--- START ---
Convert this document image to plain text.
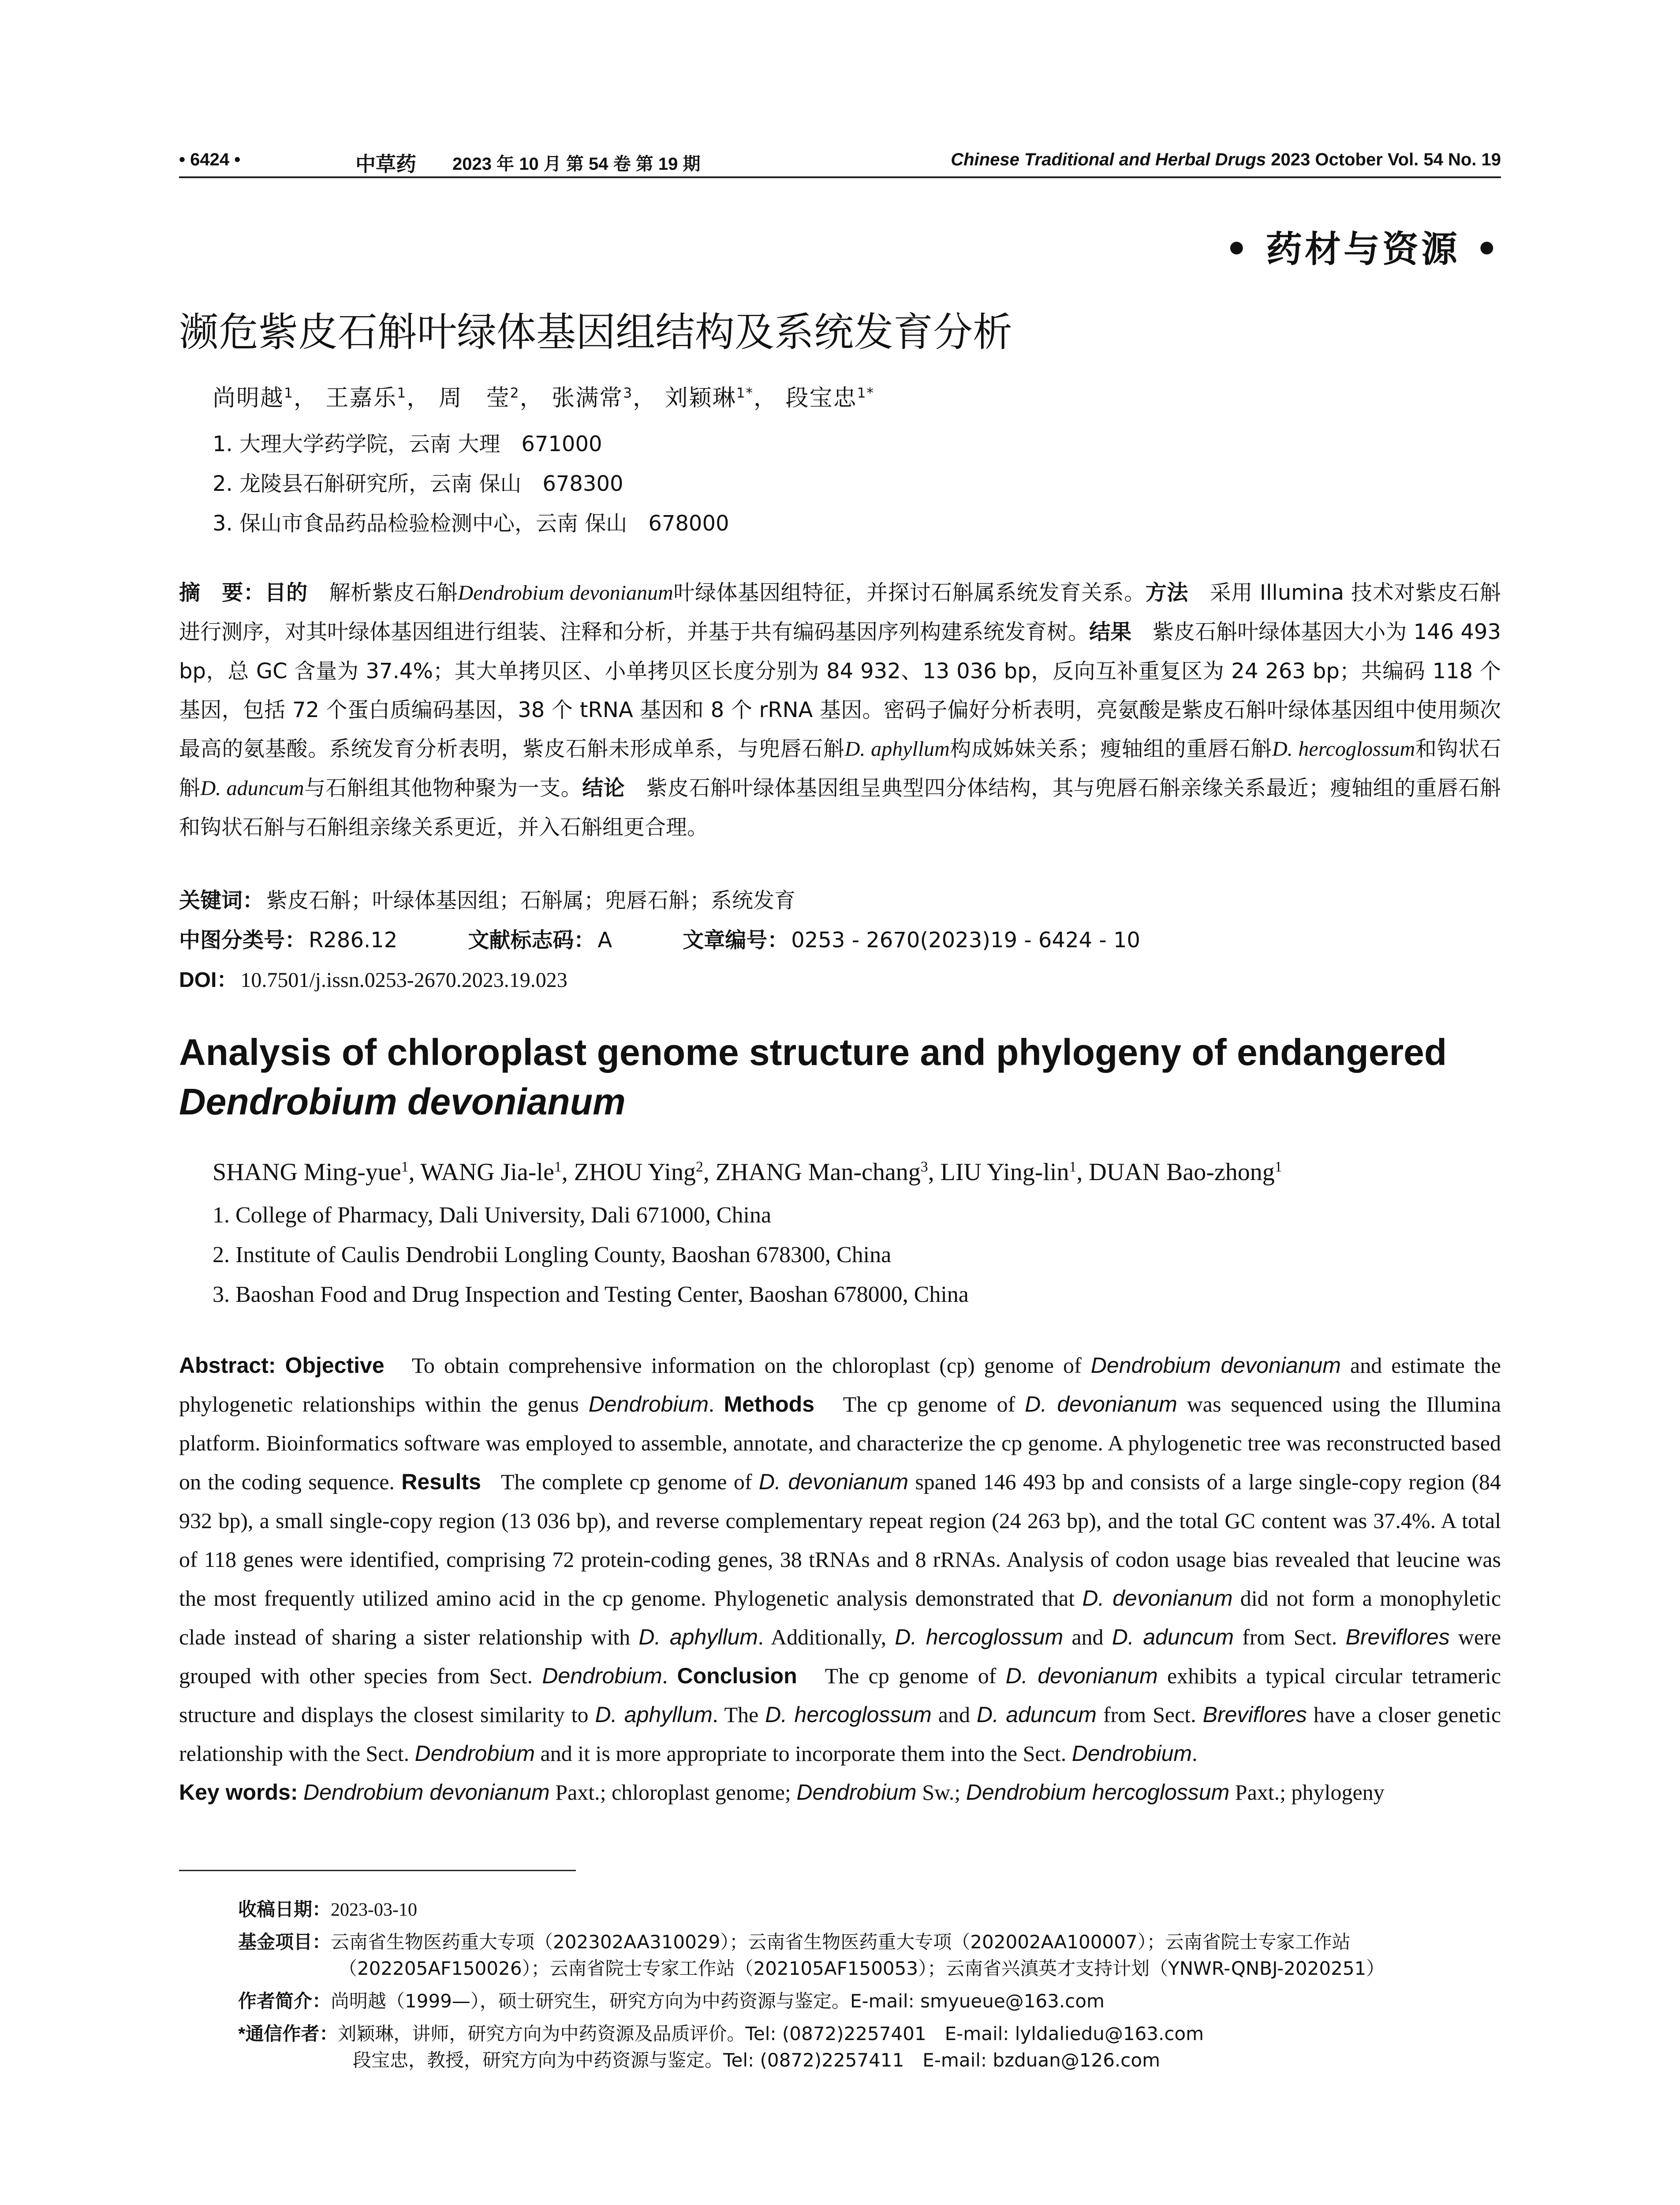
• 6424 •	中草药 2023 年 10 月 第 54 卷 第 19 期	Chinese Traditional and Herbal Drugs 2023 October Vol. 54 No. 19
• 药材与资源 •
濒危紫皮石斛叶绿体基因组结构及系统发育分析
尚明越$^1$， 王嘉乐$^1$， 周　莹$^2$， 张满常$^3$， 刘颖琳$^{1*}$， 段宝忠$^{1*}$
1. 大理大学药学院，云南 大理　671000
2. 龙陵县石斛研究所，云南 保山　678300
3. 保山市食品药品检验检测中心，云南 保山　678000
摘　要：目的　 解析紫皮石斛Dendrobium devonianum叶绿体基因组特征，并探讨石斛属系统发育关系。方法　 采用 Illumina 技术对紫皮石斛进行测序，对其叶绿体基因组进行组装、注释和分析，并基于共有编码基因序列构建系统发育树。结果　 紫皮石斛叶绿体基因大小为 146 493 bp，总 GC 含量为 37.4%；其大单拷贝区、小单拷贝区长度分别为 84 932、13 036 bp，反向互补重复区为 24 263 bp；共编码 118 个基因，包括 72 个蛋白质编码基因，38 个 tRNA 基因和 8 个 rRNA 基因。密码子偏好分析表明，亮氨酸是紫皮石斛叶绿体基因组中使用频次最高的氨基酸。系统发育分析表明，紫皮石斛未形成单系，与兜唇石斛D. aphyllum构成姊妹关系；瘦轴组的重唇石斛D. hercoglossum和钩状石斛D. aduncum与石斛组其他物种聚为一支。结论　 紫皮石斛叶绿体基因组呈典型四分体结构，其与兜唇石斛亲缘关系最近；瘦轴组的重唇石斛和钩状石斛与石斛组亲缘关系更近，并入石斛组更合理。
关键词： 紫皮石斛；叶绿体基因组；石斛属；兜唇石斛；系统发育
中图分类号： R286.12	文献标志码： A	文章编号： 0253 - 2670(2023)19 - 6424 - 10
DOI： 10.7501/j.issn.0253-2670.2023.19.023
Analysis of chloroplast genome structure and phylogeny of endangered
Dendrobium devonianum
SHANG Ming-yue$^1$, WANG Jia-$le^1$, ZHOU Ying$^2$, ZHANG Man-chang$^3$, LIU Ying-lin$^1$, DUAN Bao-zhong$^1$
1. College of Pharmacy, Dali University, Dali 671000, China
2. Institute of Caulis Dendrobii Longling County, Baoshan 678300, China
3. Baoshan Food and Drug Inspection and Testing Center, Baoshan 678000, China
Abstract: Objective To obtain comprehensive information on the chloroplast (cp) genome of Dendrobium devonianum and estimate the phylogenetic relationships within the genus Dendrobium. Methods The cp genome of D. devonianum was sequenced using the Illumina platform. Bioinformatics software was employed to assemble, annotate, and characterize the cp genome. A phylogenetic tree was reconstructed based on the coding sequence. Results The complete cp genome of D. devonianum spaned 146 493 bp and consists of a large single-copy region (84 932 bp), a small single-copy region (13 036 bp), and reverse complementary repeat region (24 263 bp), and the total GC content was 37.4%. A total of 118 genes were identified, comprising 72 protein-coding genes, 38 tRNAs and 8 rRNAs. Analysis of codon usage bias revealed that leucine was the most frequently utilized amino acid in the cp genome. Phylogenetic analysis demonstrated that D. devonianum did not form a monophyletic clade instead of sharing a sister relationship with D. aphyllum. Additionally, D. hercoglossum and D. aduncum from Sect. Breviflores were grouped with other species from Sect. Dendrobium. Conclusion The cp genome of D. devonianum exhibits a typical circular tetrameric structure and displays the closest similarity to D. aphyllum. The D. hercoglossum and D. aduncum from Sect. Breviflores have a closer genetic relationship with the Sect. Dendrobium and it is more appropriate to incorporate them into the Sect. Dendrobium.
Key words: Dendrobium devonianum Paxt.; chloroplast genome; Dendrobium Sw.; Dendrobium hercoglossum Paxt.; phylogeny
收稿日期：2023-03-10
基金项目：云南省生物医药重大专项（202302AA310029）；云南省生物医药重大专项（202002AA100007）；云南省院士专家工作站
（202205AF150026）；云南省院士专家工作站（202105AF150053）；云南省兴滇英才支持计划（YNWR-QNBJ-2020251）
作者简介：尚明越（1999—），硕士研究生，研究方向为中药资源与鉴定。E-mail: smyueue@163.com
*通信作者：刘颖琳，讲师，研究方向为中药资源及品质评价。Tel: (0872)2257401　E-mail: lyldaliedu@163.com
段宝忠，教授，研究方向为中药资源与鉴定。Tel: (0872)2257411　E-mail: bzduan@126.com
--- END ---
### AIM OF THE EXERCISE
Copy each line from the data above that includes "研究方向为中药资源与鉴定".

### FINISHED TASK
作者简介：尚明越（1999—），硕士研究生，研究方向为中药资源与鉴定。E-mail: smyueue@163.com
段宝忠，教授，研究方向为中药资源与鉴定。Tel: (0872)2257411　E-mail: bzduan@126.com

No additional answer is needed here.